Task description —
Search the listing below for the string "JSON" and copy every line where it occurs.

[Collected data entries]
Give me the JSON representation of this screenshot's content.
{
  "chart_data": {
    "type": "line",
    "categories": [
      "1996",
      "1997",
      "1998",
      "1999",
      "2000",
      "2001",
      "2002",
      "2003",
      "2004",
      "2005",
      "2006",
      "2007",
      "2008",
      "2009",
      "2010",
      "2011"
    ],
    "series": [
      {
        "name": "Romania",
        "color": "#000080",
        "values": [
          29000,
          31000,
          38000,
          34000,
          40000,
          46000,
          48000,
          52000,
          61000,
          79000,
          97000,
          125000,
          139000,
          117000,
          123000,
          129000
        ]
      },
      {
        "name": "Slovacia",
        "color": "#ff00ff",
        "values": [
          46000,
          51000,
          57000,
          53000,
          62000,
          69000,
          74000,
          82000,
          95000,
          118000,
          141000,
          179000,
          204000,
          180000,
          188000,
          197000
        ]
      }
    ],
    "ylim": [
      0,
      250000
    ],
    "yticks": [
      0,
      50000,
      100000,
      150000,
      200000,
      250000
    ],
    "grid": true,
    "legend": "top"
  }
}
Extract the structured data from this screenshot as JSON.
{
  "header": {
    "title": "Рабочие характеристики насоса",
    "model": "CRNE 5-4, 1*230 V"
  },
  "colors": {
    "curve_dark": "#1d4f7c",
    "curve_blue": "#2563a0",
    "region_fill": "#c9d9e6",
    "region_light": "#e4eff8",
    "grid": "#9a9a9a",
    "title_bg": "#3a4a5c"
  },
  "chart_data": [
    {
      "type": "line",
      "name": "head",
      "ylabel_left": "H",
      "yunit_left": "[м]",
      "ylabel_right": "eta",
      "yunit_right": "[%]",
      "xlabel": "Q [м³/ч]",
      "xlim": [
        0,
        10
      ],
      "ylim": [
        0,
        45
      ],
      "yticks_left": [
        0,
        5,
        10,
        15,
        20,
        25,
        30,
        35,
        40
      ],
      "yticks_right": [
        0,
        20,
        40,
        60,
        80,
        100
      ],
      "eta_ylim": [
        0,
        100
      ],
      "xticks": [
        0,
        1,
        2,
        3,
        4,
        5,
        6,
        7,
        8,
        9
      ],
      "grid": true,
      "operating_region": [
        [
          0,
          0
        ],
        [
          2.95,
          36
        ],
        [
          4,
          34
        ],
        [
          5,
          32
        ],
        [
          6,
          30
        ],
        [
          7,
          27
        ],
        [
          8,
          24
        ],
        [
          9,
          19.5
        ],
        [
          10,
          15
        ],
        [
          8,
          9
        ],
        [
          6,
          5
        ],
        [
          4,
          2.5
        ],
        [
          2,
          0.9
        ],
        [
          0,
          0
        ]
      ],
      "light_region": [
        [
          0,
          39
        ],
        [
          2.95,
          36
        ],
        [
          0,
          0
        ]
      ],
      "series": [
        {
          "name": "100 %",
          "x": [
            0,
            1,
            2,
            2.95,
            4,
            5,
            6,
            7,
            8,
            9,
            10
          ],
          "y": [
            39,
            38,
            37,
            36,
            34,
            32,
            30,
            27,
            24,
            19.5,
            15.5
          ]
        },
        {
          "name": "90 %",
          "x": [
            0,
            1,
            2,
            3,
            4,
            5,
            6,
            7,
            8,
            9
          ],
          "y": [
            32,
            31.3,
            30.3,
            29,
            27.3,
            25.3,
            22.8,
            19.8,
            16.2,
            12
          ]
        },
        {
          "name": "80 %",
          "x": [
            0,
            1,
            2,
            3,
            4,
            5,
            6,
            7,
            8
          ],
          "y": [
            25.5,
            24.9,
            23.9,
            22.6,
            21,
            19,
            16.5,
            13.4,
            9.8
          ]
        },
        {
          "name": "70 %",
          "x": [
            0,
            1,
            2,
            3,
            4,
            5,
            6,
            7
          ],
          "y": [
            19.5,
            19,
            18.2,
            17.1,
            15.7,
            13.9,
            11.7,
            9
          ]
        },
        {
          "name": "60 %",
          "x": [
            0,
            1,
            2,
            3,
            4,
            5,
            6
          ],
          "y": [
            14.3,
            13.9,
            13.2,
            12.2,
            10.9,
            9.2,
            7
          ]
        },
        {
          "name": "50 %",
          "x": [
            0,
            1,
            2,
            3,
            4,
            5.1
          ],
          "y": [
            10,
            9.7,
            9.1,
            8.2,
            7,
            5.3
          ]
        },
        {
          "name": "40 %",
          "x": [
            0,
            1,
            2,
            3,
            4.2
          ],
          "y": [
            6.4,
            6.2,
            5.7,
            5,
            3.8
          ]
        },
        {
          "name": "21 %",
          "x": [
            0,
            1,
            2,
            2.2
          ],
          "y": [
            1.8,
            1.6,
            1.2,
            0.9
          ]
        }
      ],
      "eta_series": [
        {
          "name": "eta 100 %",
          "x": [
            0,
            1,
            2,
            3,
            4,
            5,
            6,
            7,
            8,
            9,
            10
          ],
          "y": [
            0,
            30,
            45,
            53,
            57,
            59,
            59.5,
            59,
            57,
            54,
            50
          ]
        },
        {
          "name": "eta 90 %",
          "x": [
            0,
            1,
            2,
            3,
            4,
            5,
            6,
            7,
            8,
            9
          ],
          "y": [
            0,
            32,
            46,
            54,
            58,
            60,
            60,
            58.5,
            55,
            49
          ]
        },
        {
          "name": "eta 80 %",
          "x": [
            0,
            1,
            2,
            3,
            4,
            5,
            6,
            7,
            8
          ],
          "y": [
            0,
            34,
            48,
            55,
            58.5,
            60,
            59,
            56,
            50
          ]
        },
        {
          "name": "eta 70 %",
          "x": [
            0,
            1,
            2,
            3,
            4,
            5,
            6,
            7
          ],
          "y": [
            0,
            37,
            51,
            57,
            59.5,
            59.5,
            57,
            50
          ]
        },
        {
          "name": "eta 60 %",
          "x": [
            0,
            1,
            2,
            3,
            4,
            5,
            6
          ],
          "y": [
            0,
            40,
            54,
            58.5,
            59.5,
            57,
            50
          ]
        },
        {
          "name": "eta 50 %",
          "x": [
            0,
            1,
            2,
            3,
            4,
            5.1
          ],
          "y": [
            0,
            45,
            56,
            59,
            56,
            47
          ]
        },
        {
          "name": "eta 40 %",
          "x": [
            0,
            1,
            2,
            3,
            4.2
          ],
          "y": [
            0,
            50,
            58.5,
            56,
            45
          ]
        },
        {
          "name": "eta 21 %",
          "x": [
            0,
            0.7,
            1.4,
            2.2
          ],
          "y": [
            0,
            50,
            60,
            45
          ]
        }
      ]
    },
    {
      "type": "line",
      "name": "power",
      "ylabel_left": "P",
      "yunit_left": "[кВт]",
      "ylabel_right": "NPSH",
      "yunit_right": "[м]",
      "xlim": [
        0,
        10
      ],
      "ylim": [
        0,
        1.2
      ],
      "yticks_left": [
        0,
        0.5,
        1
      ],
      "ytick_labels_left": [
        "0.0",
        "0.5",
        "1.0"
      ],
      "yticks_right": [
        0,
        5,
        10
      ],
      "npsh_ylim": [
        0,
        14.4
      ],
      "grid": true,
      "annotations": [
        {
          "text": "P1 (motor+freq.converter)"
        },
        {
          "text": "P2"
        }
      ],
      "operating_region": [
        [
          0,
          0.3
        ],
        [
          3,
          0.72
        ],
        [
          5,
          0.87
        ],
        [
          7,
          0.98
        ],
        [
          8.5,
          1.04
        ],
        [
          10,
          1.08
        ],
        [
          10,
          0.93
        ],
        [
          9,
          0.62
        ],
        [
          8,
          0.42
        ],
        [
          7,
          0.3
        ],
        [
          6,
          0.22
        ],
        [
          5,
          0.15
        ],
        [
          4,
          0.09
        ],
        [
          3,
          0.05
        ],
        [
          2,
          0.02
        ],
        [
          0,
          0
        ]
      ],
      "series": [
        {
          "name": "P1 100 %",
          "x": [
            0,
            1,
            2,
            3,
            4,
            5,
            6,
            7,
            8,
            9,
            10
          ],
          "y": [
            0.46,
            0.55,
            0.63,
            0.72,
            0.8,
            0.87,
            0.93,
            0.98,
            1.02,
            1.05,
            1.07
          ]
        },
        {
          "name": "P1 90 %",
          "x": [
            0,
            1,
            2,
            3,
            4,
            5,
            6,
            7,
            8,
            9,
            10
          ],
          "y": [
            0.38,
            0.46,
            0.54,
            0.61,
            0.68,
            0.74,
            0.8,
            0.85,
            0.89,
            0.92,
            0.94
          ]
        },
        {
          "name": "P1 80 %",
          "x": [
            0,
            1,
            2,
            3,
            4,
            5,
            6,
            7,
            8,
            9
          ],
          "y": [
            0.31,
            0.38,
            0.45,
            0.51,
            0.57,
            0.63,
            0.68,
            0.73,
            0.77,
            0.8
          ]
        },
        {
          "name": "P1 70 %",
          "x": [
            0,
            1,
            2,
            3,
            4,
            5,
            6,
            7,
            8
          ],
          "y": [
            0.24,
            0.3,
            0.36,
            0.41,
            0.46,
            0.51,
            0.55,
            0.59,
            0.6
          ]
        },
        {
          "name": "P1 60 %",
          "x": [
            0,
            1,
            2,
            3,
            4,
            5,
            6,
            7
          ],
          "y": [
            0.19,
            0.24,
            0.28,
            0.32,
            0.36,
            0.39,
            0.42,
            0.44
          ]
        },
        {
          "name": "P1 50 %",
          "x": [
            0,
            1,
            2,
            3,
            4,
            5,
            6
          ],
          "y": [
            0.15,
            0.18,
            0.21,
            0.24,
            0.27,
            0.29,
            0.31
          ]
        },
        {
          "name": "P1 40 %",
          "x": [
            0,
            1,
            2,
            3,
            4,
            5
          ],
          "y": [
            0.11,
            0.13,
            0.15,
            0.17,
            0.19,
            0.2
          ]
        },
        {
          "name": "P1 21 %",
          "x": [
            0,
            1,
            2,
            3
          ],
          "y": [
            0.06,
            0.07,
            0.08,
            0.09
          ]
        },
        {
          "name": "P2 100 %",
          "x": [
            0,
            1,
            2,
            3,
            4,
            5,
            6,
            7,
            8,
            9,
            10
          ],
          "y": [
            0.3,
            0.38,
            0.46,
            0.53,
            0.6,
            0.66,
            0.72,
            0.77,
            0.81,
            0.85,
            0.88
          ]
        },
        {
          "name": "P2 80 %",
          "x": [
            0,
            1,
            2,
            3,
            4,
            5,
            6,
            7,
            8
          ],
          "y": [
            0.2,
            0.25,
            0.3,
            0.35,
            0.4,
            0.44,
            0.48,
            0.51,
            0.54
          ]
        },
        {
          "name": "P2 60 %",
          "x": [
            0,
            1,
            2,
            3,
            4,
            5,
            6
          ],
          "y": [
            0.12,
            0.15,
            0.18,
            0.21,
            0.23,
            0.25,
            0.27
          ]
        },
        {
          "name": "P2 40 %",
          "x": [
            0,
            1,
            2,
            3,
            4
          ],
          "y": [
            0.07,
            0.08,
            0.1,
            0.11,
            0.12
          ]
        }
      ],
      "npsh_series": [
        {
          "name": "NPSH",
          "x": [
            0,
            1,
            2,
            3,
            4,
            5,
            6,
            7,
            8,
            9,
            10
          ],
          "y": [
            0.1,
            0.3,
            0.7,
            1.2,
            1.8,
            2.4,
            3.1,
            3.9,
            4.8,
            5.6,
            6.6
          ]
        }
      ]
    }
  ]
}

Solution for this exercise —
Give me the JSON representation of this screenshot's content.
Extract the structured data from this screenshot as JSON.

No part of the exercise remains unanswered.